(LISTED RECORDS):
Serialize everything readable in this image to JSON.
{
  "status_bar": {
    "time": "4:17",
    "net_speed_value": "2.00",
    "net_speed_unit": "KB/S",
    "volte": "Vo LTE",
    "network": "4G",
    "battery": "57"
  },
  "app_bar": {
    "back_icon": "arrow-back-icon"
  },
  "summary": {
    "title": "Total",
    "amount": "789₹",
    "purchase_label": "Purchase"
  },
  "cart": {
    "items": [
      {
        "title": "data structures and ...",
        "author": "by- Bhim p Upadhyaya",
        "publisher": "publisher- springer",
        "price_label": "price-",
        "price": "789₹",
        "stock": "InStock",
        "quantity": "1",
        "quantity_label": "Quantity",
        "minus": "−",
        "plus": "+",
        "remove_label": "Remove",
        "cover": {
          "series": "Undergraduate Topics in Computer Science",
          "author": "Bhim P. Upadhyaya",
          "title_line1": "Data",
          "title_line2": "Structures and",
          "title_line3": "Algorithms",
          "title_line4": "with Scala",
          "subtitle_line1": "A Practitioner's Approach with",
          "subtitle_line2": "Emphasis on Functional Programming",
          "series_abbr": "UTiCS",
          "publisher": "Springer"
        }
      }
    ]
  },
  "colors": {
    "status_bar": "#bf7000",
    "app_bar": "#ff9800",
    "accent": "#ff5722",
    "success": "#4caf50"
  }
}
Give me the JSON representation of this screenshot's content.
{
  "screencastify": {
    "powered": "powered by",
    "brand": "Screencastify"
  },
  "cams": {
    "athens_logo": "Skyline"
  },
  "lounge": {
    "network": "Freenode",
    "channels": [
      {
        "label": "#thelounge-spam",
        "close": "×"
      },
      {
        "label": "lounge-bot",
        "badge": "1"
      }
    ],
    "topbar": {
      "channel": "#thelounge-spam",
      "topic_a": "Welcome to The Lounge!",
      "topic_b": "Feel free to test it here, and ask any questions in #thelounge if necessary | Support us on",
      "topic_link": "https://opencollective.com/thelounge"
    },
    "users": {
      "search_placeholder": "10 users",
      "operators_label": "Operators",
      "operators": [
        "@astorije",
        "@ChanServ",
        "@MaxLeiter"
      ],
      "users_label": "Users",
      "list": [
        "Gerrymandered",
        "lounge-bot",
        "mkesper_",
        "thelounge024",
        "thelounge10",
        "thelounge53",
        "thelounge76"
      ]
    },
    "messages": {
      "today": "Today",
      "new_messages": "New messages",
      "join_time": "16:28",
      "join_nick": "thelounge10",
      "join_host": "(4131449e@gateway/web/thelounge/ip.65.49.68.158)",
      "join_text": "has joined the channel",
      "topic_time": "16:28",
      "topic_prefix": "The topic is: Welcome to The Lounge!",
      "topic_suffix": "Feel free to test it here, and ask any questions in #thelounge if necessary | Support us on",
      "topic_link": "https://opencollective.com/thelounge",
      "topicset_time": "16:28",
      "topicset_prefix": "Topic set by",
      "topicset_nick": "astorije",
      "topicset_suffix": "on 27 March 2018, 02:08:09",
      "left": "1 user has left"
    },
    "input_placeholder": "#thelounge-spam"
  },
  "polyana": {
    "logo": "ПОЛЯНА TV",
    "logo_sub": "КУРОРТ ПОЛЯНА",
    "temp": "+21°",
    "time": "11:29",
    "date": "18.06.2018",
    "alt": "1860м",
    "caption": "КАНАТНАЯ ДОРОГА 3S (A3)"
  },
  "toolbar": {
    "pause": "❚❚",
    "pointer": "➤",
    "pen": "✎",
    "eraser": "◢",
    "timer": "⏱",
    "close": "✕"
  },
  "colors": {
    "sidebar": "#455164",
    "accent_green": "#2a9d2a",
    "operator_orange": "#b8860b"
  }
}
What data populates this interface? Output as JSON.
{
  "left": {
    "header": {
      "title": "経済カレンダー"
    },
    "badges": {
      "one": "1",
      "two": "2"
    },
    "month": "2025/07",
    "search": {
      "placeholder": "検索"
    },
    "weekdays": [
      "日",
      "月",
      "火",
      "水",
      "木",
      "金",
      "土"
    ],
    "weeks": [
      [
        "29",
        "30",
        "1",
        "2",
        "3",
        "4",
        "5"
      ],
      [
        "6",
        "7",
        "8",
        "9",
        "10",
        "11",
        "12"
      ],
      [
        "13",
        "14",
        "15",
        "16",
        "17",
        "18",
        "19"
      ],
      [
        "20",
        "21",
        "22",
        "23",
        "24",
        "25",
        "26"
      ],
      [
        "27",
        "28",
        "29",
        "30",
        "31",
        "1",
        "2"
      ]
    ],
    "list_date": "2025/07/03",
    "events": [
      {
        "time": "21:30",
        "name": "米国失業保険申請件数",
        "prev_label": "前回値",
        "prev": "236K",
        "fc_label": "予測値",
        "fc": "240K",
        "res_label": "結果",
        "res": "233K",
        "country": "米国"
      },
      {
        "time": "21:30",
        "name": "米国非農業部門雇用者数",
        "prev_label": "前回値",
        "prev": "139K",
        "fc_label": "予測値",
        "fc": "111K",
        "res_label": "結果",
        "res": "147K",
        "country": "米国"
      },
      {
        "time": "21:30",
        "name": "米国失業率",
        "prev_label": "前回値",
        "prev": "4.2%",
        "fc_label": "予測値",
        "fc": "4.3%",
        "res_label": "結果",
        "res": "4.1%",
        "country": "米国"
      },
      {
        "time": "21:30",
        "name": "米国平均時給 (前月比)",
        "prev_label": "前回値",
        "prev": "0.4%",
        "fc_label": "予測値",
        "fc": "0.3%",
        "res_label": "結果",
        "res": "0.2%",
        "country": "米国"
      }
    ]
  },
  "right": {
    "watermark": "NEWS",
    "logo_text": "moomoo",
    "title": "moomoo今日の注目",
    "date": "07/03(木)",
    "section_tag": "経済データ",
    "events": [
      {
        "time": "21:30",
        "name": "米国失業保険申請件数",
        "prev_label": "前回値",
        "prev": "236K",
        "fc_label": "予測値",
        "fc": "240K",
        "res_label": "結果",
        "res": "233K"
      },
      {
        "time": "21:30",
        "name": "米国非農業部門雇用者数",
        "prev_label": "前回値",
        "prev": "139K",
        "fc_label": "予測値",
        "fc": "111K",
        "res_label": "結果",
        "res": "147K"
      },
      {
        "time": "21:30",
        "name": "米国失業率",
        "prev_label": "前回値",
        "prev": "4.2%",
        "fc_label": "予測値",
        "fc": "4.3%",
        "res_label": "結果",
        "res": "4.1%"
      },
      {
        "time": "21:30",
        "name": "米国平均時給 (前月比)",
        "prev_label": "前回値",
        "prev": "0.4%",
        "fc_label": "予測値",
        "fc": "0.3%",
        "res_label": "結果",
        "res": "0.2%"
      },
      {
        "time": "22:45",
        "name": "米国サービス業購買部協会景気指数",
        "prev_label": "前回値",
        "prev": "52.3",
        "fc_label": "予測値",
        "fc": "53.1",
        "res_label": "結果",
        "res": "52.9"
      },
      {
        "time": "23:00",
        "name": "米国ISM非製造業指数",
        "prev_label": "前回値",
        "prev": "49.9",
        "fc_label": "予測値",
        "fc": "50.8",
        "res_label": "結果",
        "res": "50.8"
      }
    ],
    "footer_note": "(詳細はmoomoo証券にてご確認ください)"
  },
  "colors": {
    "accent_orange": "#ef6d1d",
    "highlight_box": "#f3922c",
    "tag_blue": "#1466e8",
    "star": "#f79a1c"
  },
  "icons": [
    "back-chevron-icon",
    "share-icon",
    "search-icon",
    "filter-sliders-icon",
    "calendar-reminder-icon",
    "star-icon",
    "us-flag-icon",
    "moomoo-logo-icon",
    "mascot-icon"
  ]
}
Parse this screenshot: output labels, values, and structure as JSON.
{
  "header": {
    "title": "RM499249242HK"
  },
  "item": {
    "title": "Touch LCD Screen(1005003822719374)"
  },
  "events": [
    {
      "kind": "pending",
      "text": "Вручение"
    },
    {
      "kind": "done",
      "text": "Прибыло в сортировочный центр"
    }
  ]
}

(CHALLENGE): Copy exactly the lines above, from the one containing "Parse this screenshot: output" through the very last line.

(SOLUTION FOR THIS TASK):
Parse this screenshot: output labels, values, and structure as JSON.
{
  "header": {
    "title": "RM499249242HK"
  },
  "item": {
    "title": "Touch LCD Screen(1005003822719374)"
  },
  "events": [
    {
      "kind": "pending",
      "text": "Вручение"
    },
    {
      "kind": "done",
      "text": "Прибыло в сортировочный центр"
    }
  ]
}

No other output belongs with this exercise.